Entries provided:
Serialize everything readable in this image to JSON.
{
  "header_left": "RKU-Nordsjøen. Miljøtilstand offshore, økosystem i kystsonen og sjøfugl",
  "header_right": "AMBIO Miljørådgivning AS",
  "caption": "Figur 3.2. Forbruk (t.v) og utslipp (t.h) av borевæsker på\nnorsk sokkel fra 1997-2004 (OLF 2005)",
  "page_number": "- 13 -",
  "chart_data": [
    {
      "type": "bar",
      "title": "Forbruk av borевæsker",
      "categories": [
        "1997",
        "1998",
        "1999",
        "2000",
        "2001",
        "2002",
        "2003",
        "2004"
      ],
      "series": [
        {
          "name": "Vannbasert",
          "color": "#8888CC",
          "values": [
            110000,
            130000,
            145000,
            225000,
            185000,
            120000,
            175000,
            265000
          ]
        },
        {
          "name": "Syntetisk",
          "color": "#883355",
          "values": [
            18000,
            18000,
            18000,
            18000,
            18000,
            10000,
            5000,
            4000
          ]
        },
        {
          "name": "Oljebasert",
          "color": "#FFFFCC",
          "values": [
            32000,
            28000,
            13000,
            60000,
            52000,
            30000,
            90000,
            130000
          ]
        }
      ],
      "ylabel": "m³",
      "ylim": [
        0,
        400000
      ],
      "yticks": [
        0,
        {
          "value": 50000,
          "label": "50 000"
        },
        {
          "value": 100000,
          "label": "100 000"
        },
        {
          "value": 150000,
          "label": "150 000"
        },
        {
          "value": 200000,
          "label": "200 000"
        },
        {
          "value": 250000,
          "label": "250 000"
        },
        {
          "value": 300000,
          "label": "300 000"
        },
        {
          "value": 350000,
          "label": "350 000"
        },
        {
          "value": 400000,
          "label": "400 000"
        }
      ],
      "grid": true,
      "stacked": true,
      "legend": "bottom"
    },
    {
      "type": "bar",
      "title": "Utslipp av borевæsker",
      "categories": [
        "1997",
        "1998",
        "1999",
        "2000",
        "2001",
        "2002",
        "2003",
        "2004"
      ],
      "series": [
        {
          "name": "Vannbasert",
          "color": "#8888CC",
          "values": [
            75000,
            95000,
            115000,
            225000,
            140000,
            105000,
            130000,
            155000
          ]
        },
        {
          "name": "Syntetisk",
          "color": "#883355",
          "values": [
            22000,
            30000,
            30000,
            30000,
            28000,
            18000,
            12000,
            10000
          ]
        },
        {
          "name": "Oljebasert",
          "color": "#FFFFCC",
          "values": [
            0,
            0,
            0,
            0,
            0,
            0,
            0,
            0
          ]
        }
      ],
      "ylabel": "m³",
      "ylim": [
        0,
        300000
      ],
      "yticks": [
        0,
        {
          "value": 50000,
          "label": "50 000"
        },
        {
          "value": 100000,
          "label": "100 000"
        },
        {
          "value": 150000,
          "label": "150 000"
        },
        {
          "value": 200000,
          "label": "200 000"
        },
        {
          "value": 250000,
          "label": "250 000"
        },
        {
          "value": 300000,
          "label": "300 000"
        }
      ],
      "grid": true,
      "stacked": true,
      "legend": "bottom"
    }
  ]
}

Objective:
Output the full listing without altering anything.

Task output:
Serialize everything readable in this image to JSON.
{
  "header_left": "RKU-Nordsjøen. Miljøtilstand offshore, økosystem i kystsonen og sjøfugl",
  "header_right": "AMBIO Miljørådgivning AS",
  "caption": "Figur 3.2. Forbruk (t.v) og utslipp (t.h) av borевæsker på\nnorsk sokkel fra 1997-2004 (OLF 2005)",
  "page_number": "- 13 -",
  "chart_data": [
    {
      "type": "bar",
      "title": "Forbruk av borевæsker",
      "categories": [
        "1997",
        "1998",
        "1999",
        "2000",
        "2001",
        "2002",
        "2003",
        "2004"
      ],
      "series": [
        {
          "name": "Vannbasert",
          "color": "#8888CC",
          "values": [
            110000,
            130000,
            145000,
            225000,
            185000,
            120000,
            175000,
            265000
          ]
        },
        {
          "name": "Syntetisk",
          "color": "#883355",
          "values": [
            18000,
            18000,
            18000,
            18000,
            18000,
            10000,
            5000,
            4000
          ]
        },
        {
          "name": "Oljebasert",
          "color": "#FFFFCC",
          "values": [
            32000,
            28000,
            13000,
            60000,
            52000,
            30000,
            90000,
            130000
          ]
        }
      ],
      "ylabel": "m³",
      "ylim": [
        0,
        400000
      ],
      "yticks": [
        0,
        {
          "value": 50000,
          "label": "50 000"
        },
        {
          "value": 100000,
          "label": "100 000"
        },
        {
          "value": 150000,
          "label": "150 000"
        },
        {
          "value": 200000,
          "label": "200 000"
        },
        {
          "value": 250000,
          "label": "250 000"
        },
        {
          "value": 300000,
          "label": "300 000"
        },
        {
          "value": 350000,
          "label": "350 000"
        },
        {
          "value": 400000,
          "label": "400 000"
        }
      ],
      "grid": true,
      "stacked": true,
      "legend": "bottom"
    },
    {
      "type": "bar",
      "title": "Utslipp av borевæsker",
      "categories": [
        "1997",
        "1998",
        "1999",
        "2000",
        "2001",
        "2002",
        "2003",
        "2004"
      ],
      "series": [
        {
          "name": "Vannbasert",
          "color": "#8888CC",
          "values": [
            75000,
            95000,
            115000,
            225000,
            140000,
            105000,
            130000,
            155000
          ]
        },
        {
          "name": "Syntetisk",
          "color": "#883355",
          "values": [
            22000,
            30000,
            30000,
            30000,
            28000,
            18000,
            12000,
            10000
          ]
        },
        {
          "name": "Oljebasert",
          "color": "#FFFFCC",
          "values": [
            0,
            0,
            0,
            0,
            0,
            0,
            0,
            0
          ]
        }
      ],
      "ylabel": "m³",
      "ylim": [
        0,
        300000
      ],
      "yticks": [
        0,
        {
          "value": 50000,
          "label": "50 000"
        },
        {
          "value": 100000,
          "label": "100 000"
        },
        {
          "value": 150000,
          "label": "150 000"
        },
        {
          "value": 200000,
          "label": "200 000"
        },
        {
          "value": 250000,
          "label": "250 000"
        },
        {
          "value": 300000,
          "label": "300 000"
        }
      ],
      "grid": true,
      "stacked": true,
      "legend": "bottom"
    }
  ]
}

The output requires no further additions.